• _REQUEST_
The records below must be copied in full; omit the images.

───── DATA

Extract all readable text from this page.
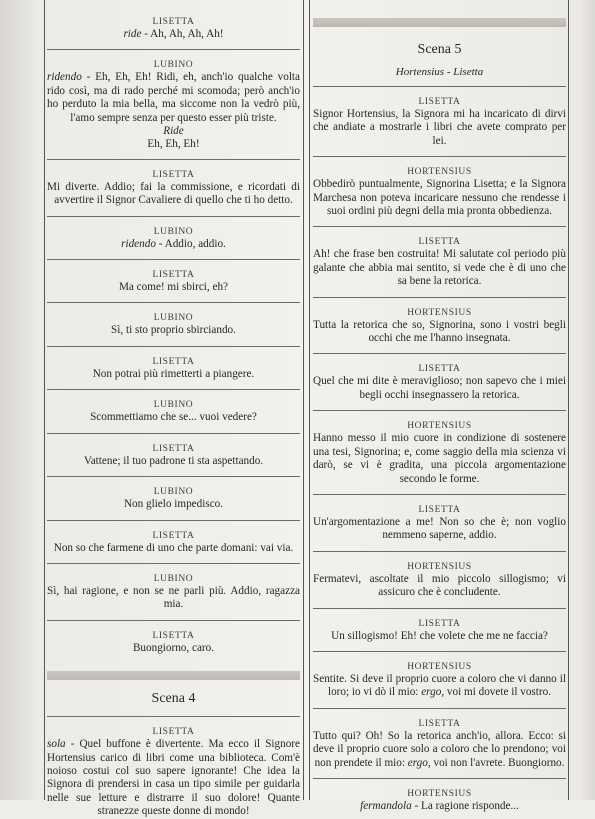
LISETTA

ride - Ah, Ah, Ah, Ah!

LUBINO

ridendo - Eh, Eh, Eh! Ridi, eh, anch'io qualche volta rido così, ma di rado perché mi scomoda; però anch'io ho perduto la mia bella, ma siccome non la vedrò più, l'amo sempre senza per questo esser più triste.

Ride

Eh, Eh, Eh!

LISETTA

Mi diverte. Addio; fai la commissione, e ricordati di avvertire il Signor Cavaliere di quello che ti ho detto.

LUBINO

ridendo - Addio, addio.

LISETTA

Ma come! mi sbirci, eh?

LUBINO

Sì, ti sto proprio sbirciando.

LISETTA

Non potrai più rimetterti a piangere.

LUBINO

Scommettiamo che se... vuoi vedere?

LISETTA

Vattene; il tuo padrone ti sta aspettando.

LUBINO

Non glielo impedisco.

LISETTA

Non so che farmene di uno che parte domani: vai via.

LUBINO

Sì, hai ragione, e non se ne parli più. Addio, ragazza mia.

LISETTA

Buongiorno, caro.

Scena 4

LISETTA

sola - Quel buffone è divertente. Ma ecco il Signore Hortensius carico di libri come una biblioteca. Com'è noioso costui col suo sapere ignorante! Che idea la Signora di prendersi in casa un tipo simile per guidarla nelle sue letture e distrarre il suo dolore! Quante stranezze queste donne di mondo!

Scena 5

Hortensius - Lisetta

LISETTA

Signor Hortensius, la Signora mi ha incaricato di dirvi che andiate a mostrarle i libri che avete comprato per lei.

HORTENSIUS

Obbedirò puntualmente, Signorina Lisetta; e la Signora Marchesa non poteva incaricare nessuno che rendesse i suoi ordini più degni della mia pronta obbedienza.

LISETTA

Ah! che frase ben costruita! Mi salutate col periodo più galante che abbia mai sentito, si vede che è di uno che sa bene la retorica.

HORTENSIUS

Tutta la retorica che so, Signorina, sono i vostri begli occhi che me l'hanno insegnata.

LISETTA

Quel che mi dite è meraviglioso; non sapevo che i miei begli occhi insegnassero la retorica.

HORTENSIUS

Hanno messo il mio cuore in condizione di sostenere una tesi, Signorina; e, come saggio della mia scienza vi darò, se vi è gradita, una piccola argomentazione secondo le forme.

LISETTA

Un'argomentazione a me! Non so che è; non voglio nemmeno saperne, addio.

HORTENSIUS

Fermatevi, ascoltate il mio piccolo sillogismo; vi assicuro che è concludente.

LISETTA

Un sillogismo! Eh! che volete che me ne faccia?

HORTENSIUS

Sentite. Si deve il proprio cuore a coloro che vi danno il loro; io vi dò il mio: ergo, voi mi dovete il vostro.

LISETTA

Tutto qui? Oh! So la retorica anch'io, allora. Ecco: si deve il proprio cuore solo a coloro che lo prendono; voi non prendete il mio: ergo, voi non l'avrete. Buongiorno.

HORTENSIUS

fermandola - La ragione risponde...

──────────

• _RESULT_
Extract all readable text from this page.
LISETTA

ride - Ah, Ah, Ah, Ah!

LUBINO

ridendo - Eh, Eh, Eh! Ridi, eh, anch'io qualche volta rido così, ma di rado perché mi scomoda; però anch'io ho perduto la mia bella, ma siccome non la vedrò più, l'amo sempre senza per questo esser più triste.

Ride

Eh, Eh, Eh!

LISETTA

Mi diverte. Addio; fai la commissione, e ricordati di avvertire il Signor Cavaliere di quello che ti ho detto.

LUBINO

ridendo - Addio, addio.

LISETTA

Ma come! mi sbirci, eh?

LUBINO

Sì, ti sto proprio sbirciando.

LISETTA

Non potrai più rimetterti a piangere.

LUBINO

Scommettiamo che se... vuoi vedere?

LISETTA

Vattene; il tuo padrone ti sta aspettando.

LUBINO

Non glielo impedisco.

LISETTA

Non so che farmene di uno che parte domani: vai via.

LUBINO

Sì, hai ragione, e non se ne parli più. Addio, ragazza mia.

LISETTA

Buongiorno, caro.

Scena 4

LISETTA

sola - Quel buffone è divertente. Ma ecco il Signore Hortensius carico di libri come una biblioteca. Com'è noioso costui col suo sapere ignorante! Che idea la Signora di prendersi in casa un tipo simile per guidarla nelle sue letture e distrarre il suo dolore! Quante stranezze queste donne di mondo!

Scena 5

Hortensius - Lisetta

LISETTA

Signor Hortensius, la Signora mi ha incaricato di dirvi che andiate a mostrarle i libri che avete comprato per lei.

HORTENSIUS

Obbedirò puntualmente, Signorina Lisetta; e la Signora Marchesa non poteva incaricare nessuno che rendesse i suoi ordini più degni della mia pronta obbedienza.

LISETTA

Ah! che frase ben costruita! Mi salutate col periodo più galante che abbia mai sentito, si vede che è di uno che sa bene la retorica.

HORTENSIUS

Tutta la retorica che so, Signorina, sono i vostri begli occhi che me l'hanno insegnata.

LISETTA

Quel che mi dite è meraviglioso; non sapevo che i miei begli occhi insegnassero la retorica.

HORTENSIUS

Hanno messo il mio cuore in condizione di sostenere una tesi, Signorina; e, come saggio della mia scienza vi darò, se vi è gradita, una piccola argomentazione secondo le forme.

LISETTA

Un'argomentazione a me! Non so che è; non voglio nemmeno saperne, addio.

HORTENSIUS

Fermatevi, ascoltate il mio piccolo sillogismo; vi assicuro che è concludente.

LISETTA

Un sillogismo! Eh! che volete che me ne faccia?

HORTENSIUS

Sentite. Si deve il proprio cuore a coloro che vi danno il loro; io vi dò il mio: ergo, voi mi dovete il vostro.

LISETTA

Tutto qui? Oh! So la retorica anch'io, allora. Ecco: si deve il proprio cuore solo a coloro che lo prendono; voi non prendete il mio: ergo, voi non l'avrete. Buongiorno.

HORTENSIUS

fermandola - La ragione risponde...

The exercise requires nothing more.